待办操作:
A - 在关于释放完整参数的文档节选中,当 params 为 None 时,它会被赋值为什么?
B - 请接着这段释放完整参数的代码往下续写,从最后一行注释之后开始。

文档节选:
────

这部分包括两种可能,或者丢弃 FP32 参数,比如_free_full_params。

@torch.no_grad()
def _free_full_params(self, params: Optional[List[Parameter]] = None) -> None:
    """Free up storage for full parameters."""
    if params is None:
        params = self.params
    self.has_full_params = False
    current_stream = torch.cuda.current_stream()
    for p in params:
        if not p._is_sharded:  # e.g., world_size == 1
            if self.mixed_precision:
                self._free_fp16_param_shard([p])
            continue
        # Don't let PyTorch reuse this memory until all work in the current
        # stream is complete.
        p._full_param_padded.record_stream(current_stream)
        # There may be external references to the Tensor Storage that we
        # can't modify, such as references that are created by
        # ctx.save_for_backward in the forward pass. Thus when we
        # unshard parameters, we should reuse the original Tensor
        # Storage object and unshard it in-place. For now, just resize
        # the Storage to 0 to save memory.

────

存储数据:

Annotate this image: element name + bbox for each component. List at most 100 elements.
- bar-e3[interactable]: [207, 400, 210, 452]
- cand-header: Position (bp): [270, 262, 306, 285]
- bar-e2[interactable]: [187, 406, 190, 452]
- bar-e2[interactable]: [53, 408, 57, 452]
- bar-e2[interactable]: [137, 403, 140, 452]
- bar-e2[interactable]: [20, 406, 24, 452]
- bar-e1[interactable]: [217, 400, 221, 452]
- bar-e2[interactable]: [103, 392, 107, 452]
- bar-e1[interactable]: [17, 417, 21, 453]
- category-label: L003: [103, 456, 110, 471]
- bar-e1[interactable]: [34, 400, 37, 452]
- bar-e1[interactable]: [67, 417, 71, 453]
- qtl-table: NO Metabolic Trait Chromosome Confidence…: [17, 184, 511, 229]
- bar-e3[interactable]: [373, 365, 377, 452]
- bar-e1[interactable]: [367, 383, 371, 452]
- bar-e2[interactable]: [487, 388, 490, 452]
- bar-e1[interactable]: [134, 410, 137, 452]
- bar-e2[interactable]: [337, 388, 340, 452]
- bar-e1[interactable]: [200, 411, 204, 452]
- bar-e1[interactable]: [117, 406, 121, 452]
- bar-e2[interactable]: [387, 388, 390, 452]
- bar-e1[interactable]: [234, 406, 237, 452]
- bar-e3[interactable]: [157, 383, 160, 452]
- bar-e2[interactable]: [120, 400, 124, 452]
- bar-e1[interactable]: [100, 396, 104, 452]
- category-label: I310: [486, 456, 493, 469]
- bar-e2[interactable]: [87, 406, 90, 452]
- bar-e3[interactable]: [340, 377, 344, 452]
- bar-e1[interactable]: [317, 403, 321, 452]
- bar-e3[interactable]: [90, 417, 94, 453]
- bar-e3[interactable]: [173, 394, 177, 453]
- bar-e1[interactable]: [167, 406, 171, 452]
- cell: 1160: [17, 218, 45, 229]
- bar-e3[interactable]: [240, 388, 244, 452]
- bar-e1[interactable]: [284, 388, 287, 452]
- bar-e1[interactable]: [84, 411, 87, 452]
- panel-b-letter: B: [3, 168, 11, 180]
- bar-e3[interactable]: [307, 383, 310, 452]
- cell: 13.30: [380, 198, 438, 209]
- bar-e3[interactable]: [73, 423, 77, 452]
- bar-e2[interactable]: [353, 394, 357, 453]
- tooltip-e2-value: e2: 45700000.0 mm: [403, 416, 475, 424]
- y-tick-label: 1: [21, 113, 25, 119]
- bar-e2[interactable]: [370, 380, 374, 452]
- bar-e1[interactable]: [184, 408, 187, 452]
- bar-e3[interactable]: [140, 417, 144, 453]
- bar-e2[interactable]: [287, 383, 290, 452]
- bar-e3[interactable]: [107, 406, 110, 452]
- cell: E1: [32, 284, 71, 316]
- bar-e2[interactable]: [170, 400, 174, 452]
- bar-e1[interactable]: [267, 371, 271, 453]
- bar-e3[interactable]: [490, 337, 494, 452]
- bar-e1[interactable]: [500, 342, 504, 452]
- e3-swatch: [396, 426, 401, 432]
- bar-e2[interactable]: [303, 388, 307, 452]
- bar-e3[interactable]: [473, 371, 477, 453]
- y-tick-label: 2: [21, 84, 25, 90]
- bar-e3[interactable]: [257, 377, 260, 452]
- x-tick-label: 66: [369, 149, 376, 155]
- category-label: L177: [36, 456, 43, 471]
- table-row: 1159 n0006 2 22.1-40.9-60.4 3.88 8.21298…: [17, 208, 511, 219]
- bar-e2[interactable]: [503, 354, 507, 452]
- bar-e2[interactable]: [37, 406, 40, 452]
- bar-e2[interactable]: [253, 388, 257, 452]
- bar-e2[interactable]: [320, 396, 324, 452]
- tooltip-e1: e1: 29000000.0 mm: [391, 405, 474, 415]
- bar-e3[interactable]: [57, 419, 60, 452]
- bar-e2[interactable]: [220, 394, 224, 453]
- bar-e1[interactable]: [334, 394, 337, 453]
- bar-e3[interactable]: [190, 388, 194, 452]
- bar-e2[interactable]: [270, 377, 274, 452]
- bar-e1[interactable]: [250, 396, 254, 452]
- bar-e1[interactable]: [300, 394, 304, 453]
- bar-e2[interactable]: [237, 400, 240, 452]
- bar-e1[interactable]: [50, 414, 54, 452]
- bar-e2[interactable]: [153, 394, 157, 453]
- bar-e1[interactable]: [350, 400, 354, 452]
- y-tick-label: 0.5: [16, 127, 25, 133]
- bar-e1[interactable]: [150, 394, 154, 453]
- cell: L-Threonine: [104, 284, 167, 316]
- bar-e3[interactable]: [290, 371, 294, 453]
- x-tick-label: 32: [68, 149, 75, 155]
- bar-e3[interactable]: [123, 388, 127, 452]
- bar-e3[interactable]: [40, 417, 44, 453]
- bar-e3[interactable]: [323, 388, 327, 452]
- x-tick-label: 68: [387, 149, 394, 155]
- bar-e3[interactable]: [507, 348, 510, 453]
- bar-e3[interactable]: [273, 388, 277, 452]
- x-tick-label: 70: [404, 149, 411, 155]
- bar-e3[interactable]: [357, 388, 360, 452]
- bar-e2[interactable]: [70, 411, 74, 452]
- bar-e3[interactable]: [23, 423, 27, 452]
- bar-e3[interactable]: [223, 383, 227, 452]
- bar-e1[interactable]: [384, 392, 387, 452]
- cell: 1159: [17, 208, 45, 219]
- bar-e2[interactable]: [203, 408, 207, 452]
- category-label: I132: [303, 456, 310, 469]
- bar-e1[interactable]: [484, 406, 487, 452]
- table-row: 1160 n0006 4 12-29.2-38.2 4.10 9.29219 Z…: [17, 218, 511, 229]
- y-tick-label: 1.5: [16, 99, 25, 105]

────

按序结果:
A - self.params

B -
        free_storage_(p._full_param_padded)

或者丢弃 FP16 参数。

@torch.no_grad()
def _free_fp16_param_shard(self, params: Optional[List[Parameter]] = None) -> None:
    """Free storage for FP16 shards for a list of params."""
    if params is None:
        params = self.params
    current_stream = torch.cuda.current_stream()
    for p in params:
        if p._fp16_shard is not None:
            # _fp16_shard is allocated in "fp32_to_fp16" stream, so we can't
            # free it until the work in the current stream completes.
            p._fp16_shard.record_stream(current_stream)
            free_storage_(p._fp16_shard)

4.3 配置backward

这部分功能就是为后向传播设置,让其在开始做一个all-gather,结束时候做一个reduce-scatter。这些配置在具体运行逻辑之中就变成了:

  • All-gather :然后在后向传播之前再次执行此权重收集。就是论文思路Pp之中的下划线部分
  • Backward(local):本地进行后向操作。前向计算和后向计算都是利用完整模型,此时每个GPU上也都是全部梯度
  • Reduce-scatter :在向后传播之后,局部梯度聚合并且通过 reduce-scatter 在各个GPU上分片,每个分片上的梯度是聚合之后本分区对应的那部分,就是论文思路Pg之中的下划线部分。

对应前面代码之中就是:

        self._register_post_backward_hooks() # 为后向传播注册 reduce-scatter
        outputs = self.module(*args, **kwargs) # 模型前向传播
        outputs = self._register_pre_backward_hooks(outputs) # 为后向传播注册 all-gather

我们接下来一一分析。

4.3.1 _register_post_backward_hooks

_register_post_backward_hooks 是注册反向传播之后调用的hook,这里的hook 就是重新分区和reduce-scatter操作。我们解读一下其注释:

_register_post_backward_hooks 这在前向传播时被调用。目的是在每个参数的梯度生成函数(下文的grad_acc)上附加一个钩子方法,以便在该参数的所有梯度计算出来后,调用该钩子

我们的目标是:

  1. 我们希望这个钩子只触发一次,而且是在该参数的所有梯度被计算之后。
  2. 如果它启动超过一次,我们最终会错误地将梯度分成多次。(可能导致维度太小)。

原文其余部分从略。